What you have to do:
How many of the lines that follow contain the word "Procurement"? Give only the number.

>> begin

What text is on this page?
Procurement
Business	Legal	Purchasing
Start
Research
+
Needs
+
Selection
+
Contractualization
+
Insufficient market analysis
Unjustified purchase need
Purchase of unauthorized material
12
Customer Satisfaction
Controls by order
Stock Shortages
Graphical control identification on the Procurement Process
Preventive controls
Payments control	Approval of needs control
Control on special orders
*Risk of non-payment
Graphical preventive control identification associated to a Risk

>> end

The result:
2